→ Records for this task
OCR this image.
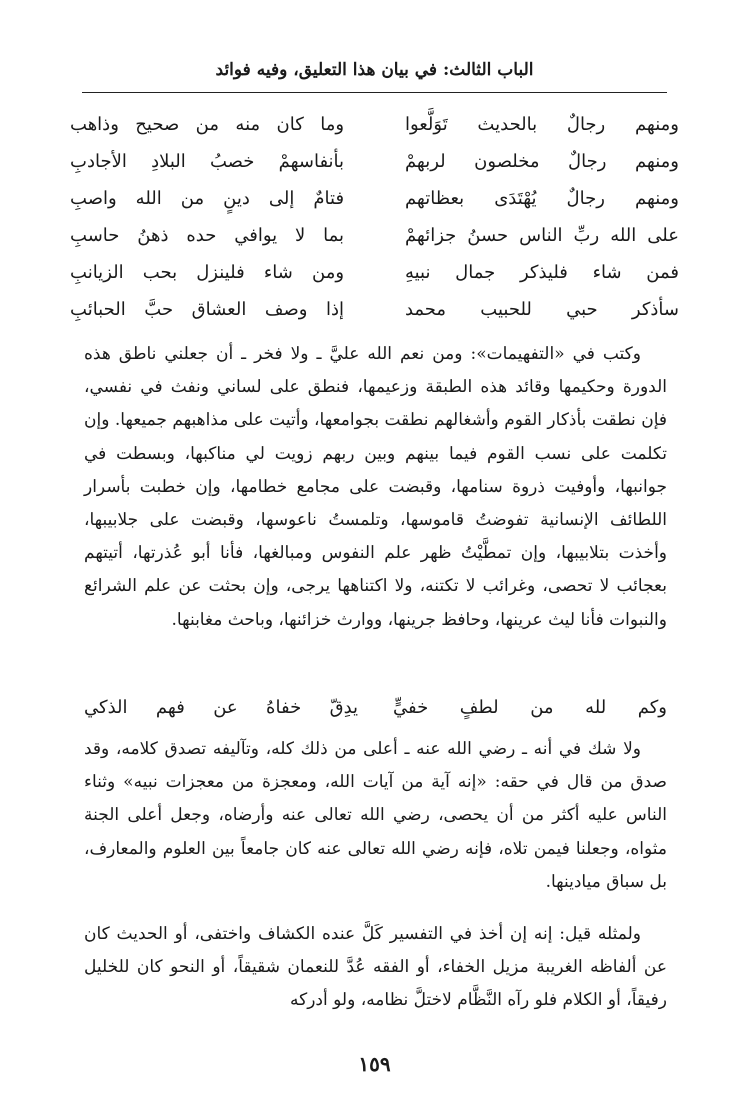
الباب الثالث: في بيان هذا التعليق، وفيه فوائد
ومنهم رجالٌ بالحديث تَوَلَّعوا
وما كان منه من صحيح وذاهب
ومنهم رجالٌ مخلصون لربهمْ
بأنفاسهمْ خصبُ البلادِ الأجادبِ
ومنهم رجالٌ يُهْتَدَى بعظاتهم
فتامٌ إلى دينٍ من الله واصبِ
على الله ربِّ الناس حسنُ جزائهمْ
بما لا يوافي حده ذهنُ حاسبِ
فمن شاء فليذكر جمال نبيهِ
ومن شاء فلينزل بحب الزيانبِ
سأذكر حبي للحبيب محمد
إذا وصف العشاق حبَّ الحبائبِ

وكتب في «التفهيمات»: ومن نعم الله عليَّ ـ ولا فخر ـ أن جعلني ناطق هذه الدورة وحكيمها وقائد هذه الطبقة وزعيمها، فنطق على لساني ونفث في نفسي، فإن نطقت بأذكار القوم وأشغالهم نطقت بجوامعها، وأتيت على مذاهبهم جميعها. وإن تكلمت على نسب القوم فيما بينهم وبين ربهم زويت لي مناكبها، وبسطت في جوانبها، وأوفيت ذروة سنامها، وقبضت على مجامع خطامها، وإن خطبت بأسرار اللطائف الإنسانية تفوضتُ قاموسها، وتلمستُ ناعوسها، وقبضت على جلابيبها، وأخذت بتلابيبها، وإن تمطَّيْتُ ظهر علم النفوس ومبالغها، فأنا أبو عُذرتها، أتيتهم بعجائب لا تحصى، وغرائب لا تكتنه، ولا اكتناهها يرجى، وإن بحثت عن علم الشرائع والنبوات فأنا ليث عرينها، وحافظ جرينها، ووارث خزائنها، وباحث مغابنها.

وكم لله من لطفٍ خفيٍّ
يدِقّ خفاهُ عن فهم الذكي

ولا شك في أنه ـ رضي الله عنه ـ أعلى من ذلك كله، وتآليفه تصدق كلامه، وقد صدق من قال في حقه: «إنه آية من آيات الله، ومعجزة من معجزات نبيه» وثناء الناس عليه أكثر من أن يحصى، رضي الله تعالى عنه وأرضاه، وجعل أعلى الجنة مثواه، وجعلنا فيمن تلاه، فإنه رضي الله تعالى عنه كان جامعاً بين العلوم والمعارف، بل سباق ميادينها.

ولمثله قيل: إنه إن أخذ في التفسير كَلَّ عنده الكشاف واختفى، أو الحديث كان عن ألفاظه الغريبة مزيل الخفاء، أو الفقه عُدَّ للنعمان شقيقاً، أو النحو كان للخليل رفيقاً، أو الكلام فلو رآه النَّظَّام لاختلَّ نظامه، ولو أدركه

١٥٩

→ Exercise brief
Look through the data above. Each line containing the word "الناس" needs to be copied.

→ Task output
على الله ربِّ الناس حسنُ جزائهمْ
ولا شك في أنه ـ رضي الله عنه ـ أعلى من ذلك كله، وتآليفه تصدق كلامه، وقد صدق من قال في حقه: «إنه آية من آيات الله، ومعجزة من معجزات نبيه» وثناء الناس عليه أكثر من أن يحصى، رضي الله تعالى عنه وأرضاه، وجعل أعلى الجنة مثواه، وجعلنا فيمن تلاه، فإنه رضي الله تعالى عنه كان جامعاً بين العلوم والمعارف، بل سباق ميادينها.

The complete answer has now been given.